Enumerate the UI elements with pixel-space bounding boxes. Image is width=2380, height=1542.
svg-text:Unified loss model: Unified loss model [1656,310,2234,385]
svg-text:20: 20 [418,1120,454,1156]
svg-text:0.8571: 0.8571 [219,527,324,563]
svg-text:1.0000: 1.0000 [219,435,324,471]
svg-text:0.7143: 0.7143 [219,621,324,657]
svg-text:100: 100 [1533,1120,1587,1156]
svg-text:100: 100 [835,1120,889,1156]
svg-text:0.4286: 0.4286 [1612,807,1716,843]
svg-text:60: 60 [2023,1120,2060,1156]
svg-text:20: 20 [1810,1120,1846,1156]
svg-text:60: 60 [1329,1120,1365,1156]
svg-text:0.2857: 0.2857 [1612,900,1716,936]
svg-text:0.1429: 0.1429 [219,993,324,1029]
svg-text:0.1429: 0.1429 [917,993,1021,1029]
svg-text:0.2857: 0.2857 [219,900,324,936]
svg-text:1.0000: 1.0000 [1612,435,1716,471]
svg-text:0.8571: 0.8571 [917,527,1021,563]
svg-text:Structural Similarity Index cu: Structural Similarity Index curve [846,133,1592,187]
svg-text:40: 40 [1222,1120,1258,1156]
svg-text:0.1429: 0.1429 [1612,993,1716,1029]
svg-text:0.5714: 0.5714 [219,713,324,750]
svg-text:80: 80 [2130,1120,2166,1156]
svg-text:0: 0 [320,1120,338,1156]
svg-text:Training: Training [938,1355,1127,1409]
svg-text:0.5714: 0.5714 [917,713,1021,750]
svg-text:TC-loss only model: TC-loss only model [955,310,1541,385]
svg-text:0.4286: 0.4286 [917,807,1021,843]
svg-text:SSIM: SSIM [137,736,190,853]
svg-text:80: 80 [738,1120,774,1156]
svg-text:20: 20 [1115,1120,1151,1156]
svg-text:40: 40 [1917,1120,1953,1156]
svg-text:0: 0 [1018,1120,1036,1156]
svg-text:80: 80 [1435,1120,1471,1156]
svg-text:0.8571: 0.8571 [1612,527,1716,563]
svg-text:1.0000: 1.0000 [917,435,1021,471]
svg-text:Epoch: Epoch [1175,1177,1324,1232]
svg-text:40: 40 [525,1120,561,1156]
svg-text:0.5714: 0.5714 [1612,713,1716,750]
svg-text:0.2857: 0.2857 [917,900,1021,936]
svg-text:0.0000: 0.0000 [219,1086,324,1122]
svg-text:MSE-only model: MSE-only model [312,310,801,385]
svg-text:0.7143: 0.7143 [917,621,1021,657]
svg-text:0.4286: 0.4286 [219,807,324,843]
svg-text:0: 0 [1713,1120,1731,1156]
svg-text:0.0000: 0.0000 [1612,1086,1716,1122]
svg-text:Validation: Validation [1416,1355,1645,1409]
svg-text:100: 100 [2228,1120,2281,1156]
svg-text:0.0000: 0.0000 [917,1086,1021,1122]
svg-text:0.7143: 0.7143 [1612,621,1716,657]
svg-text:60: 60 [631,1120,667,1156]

^^^^

**Given request:**
Rewrite the lines above as a Markdown table with two columns, No. for the row number and Line for the line itself. Skip any blank lines.

**Response for this exercise:**
| No. | Line |
|---|---|
| 1 | Enumerate the UI elements with pixel-space bounding boxes. Image is width=2380, height=1542. |
| 2 | svg-text:Unified loss model: Unified loss model [1656,310,2234,385] |
| 3 | svg-text:20: 20 [418,1120,454,1156] |
| 4 | svg-text:0.8571: 0.8571 [219,527,324,563] |
| 5 | svg-text:1.0000: 1.0000 [219,435,324,471] |
| 6 | svg-text:0.7143: 0.7143 [219,621,324,657] |
| 7 | svg-text:100: 100 [1533,1120,1587,1156] |
| 8 | svg-text:100: 100 [835,1120,889,1156] |
| 9 | svg-text:0.4286: 0.4286 [1612,807,1716,843] |
| 10 | svg-text:60: 60 [2023,1120,2060,1156] |
| 11 | svg-text:20: 20 [1810,1120,1846,1156] |
| 12 | svg-text:60: 60 [1329,1120,1365,1156] |
| 13 | svg-text:0.2857: 0.2857 [1612,900,1716,936] |
| 14 | svg-text:0.1429: 0.1429 [219,993,324,1029] |
| 15 | svg-text:0.1429: 0.1429 [917,993,1021,1029] |
| 16 | svg-text:0.2857: 0.2857 [219,900,324,936] |
| 17 | svg-text:1.0000: 1.0000 [1612,435,1716,471] |
| 18 | svg-text:0.8571: 0.8571 [917,527,1021,563] |
| 19 | svg-text:Structural Similarity Index cu: Structural Similarity Index curve [846,133,1592,187] |
| 20 | svg-text:40: 40 [1222,1120,1258,1156] |
| 21 | svg-text:0.1429: 0.1429 [1612,993,1716,1029] |
| 22 | svg-text:0.5714: 0.5714 [219,713,324,750] |
| 23 | svg-text:80: 80 [2130,1120,2166,1156] |
| 24 | svg-text:0: 0 [320,1120,338,1156] |
| 25 | svg-text:Training: Training [938,1355,1127,1409] |
| 26 | svg-text:0.5714: 0.5714 [917,713,1021,750] |
| 27 | svg-text:TC-loss only model: TC-loss only model [955,310,1541,385] |
| 28 | svg-text:0.4286: 0.4286 [917,807,1021,843] |
| 29 | svg-text:SSIM: SSIM [137,736,190,853] |
| 30 | svg-text:80: 80 [738,1120,774,1156] |
| 31 | svg-text:20: 20 [1115,1120,1151,1156] |
| 32 | svg-text:40: 40 [1917,1120,1953,1156] |
| 33 | svg-text:0: 0 [1018,1120,1036,1156] |
| 34 | svg-text:80: 80 [1435,1120,1471,1156] |
| 35 | svg-text:0.8571: 0.8571 [1612,527,1716,563] |
| 36 | svg-text:1.0000: 1.0000 [917,435,1021,471] |
| 37 | svg-text:Epoch: Epoch [1175,1177,1324,1232] |
| 38 | svg-text:40: 40 [525,1120,561,1156] |
| 39 | svg-text:0.5714: 0.5714 [1612,713,1716,750] |
| 40 | svg-text:0.2857: 0.2857 [917,900,1021,936] |
| 41 | svg-text:0.0000: 0.0000 [219,1086,324,1122] |
| 42 | svg-text:MSE-only model: MSE-only model [312,310,801,385] |
| 43 | svg-text:0.7143: 0.7143 [917,621,1021,657] |
| 44 | svg-text:0.4286: 0.4286 [219,807,324,843] |
| 45 | svg-text:0: 0 [1713,1120,1731,1156] |
| 46 | svg-text:0.0000: 0.0000 [1612,1086,1716,1122] |
| 47 | svg-text:Validation: Validation [1416,1355,1645,1409] |
| 48 | svg-text:100: 100 [2228,1120,2281,1156] |
| 49 | svg-text:0.0000: 0.0000 [917,1086,1021,1122] |
| 50 | svg-text:0.7143: 0.7143 [1612,621,1716,657] |
| 51 | svg-text:60: 60 [631,1120,667,1156] |